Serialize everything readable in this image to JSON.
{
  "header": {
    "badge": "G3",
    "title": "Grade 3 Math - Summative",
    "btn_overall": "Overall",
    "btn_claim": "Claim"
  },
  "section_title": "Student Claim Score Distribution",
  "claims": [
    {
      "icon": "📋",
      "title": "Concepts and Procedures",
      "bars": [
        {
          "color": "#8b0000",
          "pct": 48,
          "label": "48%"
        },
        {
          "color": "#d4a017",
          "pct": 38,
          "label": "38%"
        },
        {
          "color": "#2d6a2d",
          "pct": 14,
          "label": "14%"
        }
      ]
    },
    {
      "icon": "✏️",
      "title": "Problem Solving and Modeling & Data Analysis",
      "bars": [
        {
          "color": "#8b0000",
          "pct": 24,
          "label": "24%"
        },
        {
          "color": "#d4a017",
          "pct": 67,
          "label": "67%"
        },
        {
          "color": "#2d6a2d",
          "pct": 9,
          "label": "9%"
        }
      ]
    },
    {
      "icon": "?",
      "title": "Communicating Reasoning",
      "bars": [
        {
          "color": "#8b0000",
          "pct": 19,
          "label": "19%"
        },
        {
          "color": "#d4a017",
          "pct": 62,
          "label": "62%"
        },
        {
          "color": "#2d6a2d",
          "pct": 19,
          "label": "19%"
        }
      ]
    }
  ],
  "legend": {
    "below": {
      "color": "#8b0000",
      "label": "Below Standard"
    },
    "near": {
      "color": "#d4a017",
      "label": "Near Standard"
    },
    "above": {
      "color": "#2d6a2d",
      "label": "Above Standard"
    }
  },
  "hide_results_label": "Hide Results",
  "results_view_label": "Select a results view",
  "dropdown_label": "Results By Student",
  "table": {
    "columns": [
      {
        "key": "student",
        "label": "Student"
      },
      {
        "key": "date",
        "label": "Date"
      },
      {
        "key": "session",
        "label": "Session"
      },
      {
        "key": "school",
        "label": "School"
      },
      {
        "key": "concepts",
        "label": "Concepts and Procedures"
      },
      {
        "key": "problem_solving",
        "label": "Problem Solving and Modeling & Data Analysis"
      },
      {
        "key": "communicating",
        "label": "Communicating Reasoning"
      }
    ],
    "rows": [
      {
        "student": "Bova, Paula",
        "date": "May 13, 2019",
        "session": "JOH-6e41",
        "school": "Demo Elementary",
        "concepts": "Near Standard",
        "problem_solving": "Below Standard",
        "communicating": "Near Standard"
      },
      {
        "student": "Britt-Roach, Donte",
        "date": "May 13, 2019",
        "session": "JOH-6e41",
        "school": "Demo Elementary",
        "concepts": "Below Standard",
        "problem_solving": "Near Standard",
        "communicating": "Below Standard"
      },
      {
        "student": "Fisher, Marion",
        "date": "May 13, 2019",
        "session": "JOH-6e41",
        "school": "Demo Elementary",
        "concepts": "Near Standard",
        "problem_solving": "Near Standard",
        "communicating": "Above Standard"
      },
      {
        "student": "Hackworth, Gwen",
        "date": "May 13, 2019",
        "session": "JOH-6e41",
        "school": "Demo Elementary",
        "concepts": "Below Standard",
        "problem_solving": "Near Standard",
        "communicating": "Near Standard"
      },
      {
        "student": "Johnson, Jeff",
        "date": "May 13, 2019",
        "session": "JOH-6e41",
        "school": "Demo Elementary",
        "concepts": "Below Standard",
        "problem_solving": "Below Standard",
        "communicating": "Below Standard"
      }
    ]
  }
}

• [Given exercise]
Which lines contain "Procedures"? Copy each of them.

• [Written answer]
      "title": "Concepts and Procedures",
        "label": "Concepts and Procedures"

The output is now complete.